— Task —
Reproduce the listing below in full and without alteration, apart from its pictures.

— Available data —

— Begin —

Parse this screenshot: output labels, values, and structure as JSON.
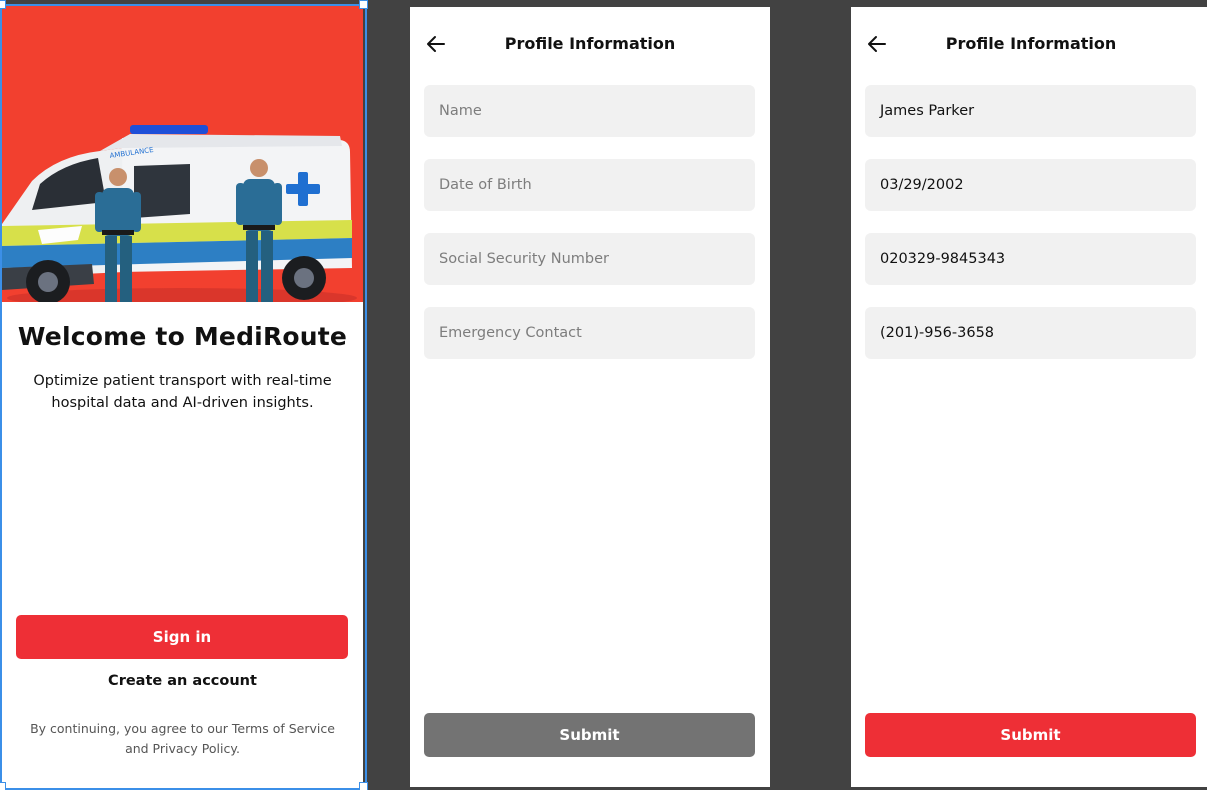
{
  "colors": {
    "canvas_bg": "#424242",
    "accent_red": "#ee2f36",
    "hero_bg": "#f2402f",
    "disabled_button": "#737373",
    "field_bg": "#f1f1f1",
    "selection_blue": "#3b8fe8"
  },
  "welcome": {
    "hero_image": "ambulance-with-paramedics",
    "title": "Welcome to MediRoute",
    "subtitle": "Optimize patient transport with real-time hospital data and AI-driven insights.",
    "sign_in_label": "Sign in",
    "create_account_label": "Create an account",
    "legal_text": "By continuing, you agree to our Terms of Service and Privacy Policy.",
    "ambulance_text": "AMBULANCE"
  },
  "profile_empty": {
    "back_icon": "arrow-left-icon",
    "title": "Profile Information",
    "fields": [
      {
        "placeholder": "Name",
        "value": ""
      },
      {
        "placeholder": "Date of Birth",
        "value": ""
      },
      {
        "placeholder": "Social Security Number",
        "value": ""
      },
      {
        "placeholder": "Emergency Contact",
        "value": ""
      }
    ],
    "submit_label": "Submit",
    "submit_state": "disabled"
  },
  "profile_filled": {
    "back_icon": "arrow-left-icon",
    "title": "Profile Information",
    "fields": [
      {
        "placeholder": "Name",
        "value": "James Parker"
      },
      {
        "placeholder": "Date of Birth",
        "value": "03/29/2002"
      },
      {
        "placeholder": "Social Security Number",
        "value": "020329-9845343"
      },
      {
        "placeholder": "Emergency Contact",
        "value": "(201)-956-3658"
      }
    ],
    "submit_label": "Submit",
    "submit_state": "enabled"
  }
}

— End —

— Response below —
Parse this screenshot: output labels, values, and structure as JSON.
{
  "colors": {
    "canvas_bg": "#424242",
    "accent_red": "#ee2f36",
    "hero_bg": "#f2402f",
    "disabled_button": "#737373",
    "field_bg": "#f1f1f1",
    "selection_blue": "#3b8fe8"
  },
  "welcome": {
    "hero_image": "ambulance-with-paramedics",
    "title": "Welcome to MediRoute",
    "subtitle": "Optimize patient transport with real-time hospital data and AI-driven insights.",
    "sign_in_label": "Sign in",
    "create_account_label": "Create an account",
    "legal_text": "By continuing, you agree to our Terms of Service and Privacy Policy.",
    "ambulance_text": "AMBULANCE"
  },
  "profile_empty": {
    "back_icon": "arrow-left-icon",
    "title": "Profile Information",
    "fields": [
      {
        "placeholder": "Name",
        "value": ""
      },
      {
        "placeholder": "Date of Birth",
        "value": ""
      },
      {
        "placeholder": "Social Security Number",
        "value": ""
      },
      {
        "placeholder": "Emergency Contact",
        "value": ""
      }
    ],
    "submit_label": "Submit",
    "submit_state": "disabled"
  },
  "profile_filled": {
    "back_icon": "arrow-left-icon",
    "title": "Profile Information",
    "fields": [
      {
        "placeholder": "Name",
        "value": "James Parker"
      },
      {
        "placeholder": "Date of Birth",
        "value": "03/29/2002"
      },
      {
        "placeholder": "Social Security Number",
        "value": "020329-9845343"
      },
      {
        "placeholder": "Emergency Contact",
        "value": "(201)-956-3658"
      }
    ],
    "submit_label": "Submit",
    "submit_state": "enabled"
  }
}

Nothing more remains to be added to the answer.